TASK OBJECTIVE -> Sift the listing for lines that hold the string "nemen" and pull them out.

--- RAW DATA ---

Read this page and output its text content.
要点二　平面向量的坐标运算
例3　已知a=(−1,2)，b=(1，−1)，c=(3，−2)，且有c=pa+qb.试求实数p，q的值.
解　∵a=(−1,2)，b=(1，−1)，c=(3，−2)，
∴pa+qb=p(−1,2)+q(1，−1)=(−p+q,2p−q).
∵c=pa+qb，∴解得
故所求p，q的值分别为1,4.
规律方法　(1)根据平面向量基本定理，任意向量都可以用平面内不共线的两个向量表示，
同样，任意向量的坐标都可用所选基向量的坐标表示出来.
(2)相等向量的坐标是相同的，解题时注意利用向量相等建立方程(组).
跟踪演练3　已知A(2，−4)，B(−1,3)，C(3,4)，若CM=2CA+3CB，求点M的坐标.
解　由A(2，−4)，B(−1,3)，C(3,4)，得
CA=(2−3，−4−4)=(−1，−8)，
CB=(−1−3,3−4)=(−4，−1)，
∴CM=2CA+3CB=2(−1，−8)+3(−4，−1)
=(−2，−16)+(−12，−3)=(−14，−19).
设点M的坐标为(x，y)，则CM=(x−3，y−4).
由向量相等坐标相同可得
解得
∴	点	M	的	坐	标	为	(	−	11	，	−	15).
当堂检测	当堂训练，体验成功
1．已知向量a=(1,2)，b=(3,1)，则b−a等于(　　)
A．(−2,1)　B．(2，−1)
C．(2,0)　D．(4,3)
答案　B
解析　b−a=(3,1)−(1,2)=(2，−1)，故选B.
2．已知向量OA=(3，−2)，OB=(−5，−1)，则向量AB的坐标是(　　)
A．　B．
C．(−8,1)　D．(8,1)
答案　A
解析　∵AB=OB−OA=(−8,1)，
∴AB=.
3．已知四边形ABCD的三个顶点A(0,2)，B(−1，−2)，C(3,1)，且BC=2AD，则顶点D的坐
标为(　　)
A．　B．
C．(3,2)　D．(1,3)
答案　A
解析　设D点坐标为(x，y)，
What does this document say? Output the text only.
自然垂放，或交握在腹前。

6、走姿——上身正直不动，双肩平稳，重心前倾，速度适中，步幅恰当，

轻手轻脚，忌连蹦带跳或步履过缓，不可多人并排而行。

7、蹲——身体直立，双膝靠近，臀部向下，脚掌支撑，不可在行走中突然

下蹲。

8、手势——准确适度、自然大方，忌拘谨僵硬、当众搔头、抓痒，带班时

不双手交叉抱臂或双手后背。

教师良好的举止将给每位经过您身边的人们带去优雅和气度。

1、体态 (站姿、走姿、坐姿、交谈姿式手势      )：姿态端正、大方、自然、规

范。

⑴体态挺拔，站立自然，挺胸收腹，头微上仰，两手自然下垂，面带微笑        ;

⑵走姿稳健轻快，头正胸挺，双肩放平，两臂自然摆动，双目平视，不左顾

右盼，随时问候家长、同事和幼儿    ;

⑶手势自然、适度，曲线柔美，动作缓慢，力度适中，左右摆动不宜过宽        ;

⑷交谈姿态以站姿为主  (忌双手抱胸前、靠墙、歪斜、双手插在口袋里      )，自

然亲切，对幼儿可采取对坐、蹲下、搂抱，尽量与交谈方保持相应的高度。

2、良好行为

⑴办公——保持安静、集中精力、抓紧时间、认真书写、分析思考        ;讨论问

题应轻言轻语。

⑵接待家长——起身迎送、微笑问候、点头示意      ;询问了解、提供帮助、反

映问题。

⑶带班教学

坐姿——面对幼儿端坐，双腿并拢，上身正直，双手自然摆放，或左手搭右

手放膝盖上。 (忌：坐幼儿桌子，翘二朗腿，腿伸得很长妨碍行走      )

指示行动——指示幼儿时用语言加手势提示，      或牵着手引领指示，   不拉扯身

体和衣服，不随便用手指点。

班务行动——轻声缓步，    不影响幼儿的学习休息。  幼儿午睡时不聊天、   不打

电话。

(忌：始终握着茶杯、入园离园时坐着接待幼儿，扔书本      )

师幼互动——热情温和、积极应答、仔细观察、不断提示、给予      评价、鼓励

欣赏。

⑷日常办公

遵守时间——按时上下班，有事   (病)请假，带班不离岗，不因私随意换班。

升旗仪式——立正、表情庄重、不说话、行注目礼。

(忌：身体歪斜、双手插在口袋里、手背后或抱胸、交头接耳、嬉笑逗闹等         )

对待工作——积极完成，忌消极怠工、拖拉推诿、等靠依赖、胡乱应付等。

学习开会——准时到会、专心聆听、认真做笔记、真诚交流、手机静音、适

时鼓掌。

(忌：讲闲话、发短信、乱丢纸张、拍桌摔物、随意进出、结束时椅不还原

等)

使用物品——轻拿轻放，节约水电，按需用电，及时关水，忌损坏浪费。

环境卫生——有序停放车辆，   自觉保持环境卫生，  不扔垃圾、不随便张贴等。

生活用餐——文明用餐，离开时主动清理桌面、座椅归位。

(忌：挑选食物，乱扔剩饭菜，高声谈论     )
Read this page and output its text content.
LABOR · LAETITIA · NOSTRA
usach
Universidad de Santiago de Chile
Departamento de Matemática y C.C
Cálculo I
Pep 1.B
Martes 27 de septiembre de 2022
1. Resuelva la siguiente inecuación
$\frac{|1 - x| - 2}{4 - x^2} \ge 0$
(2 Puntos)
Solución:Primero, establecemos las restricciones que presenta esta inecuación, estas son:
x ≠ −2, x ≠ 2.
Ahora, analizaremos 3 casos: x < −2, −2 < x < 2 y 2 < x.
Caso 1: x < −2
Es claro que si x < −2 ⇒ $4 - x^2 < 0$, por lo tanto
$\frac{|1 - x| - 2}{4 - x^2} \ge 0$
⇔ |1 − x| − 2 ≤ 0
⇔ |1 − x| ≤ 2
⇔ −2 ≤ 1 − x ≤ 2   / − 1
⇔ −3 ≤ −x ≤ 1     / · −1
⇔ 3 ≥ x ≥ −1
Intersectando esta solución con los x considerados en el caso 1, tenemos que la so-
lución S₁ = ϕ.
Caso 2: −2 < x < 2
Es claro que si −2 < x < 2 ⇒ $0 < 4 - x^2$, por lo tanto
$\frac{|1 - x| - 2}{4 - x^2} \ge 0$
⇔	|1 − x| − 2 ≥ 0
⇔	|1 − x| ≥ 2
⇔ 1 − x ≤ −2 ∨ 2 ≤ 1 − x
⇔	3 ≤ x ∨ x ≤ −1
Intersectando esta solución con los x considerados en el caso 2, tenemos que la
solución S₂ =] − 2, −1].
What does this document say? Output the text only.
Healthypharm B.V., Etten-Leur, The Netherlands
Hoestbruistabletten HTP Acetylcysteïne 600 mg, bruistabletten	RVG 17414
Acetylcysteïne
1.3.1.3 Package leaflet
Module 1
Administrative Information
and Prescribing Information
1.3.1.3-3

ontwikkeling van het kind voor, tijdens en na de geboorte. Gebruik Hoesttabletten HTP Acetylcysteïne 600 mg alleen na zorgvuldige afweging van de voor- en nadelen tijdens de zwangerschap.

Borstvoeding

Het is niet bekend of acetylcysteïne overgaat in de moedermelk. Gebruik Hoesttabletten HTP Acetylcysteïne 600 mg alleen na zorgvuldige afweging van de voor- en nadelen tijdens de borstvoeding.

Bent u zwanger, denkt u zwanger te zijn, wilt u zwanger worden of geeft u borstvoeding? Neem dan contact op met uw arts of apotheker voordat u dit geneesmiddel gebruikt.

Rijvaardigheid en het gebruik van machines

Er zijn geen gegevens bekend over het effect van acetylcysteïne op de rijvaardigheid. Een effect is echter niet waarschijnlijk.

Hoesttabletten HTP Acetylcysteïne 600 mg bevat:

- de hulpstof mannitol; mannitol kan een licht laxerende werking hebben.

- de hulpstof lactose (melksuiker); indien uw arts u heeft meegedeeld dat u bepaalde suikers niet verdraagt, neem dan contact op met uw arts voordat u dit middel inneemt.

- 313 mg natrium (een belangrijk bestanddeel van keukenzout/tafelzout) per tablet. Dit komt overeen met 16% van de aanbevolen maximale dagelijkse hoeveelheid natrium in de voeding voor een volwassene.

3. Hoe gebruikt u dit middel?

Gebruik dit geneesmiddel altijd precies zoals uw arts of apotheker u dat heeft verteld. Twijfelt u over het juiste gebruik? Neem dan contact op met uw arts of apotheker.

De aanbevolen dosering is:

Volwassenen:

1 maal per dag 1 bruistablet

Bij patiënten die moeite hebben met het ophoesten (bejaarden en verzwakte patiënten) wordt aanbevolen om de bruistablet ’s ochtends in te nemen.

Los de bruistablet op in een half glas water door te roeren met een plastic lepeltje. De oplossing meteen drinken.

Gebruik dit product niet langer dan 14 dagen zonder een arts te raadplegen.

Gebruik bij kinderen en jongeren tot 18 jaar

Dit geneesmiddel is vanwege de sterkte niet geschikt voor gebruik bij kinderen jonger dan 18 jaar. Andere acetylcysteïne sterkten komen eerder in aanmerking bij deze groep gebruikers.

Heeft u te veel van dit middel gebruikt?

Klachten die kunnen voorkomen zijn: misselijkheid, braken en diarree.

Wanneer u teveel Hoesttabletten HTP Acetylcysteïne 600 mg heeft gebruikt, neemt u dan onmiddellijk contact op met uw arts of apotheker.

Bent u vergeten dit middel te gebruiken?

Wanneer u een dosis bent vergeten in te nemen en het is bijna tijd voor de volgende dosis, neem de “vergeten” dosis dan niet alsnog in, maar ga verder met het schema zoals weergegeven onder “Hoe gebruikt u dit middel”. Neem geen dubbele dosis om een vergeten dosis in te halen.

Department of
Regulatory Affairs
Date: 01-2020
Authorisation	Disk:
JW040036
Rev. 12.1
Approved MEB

---

TASK RESPONSE ->
Bij patiënten die moeite hebben met het ophoesten (bejaarden en verzwakte patiënten) wordt aanbevolen om de bruistablet ’s ochtends in te nemen.
Wanneer u een dosis bent vergeten in te nemen en het is bijna tijd voor de volgende dosis, neem de “vergeten” dosis dan niet alsnog in, maar ga verder met het schema zoals weergegeven onder “Hoe gebruikt u dit middel”. Neem geen dubbele dosis om een vergeten dosis in te halen.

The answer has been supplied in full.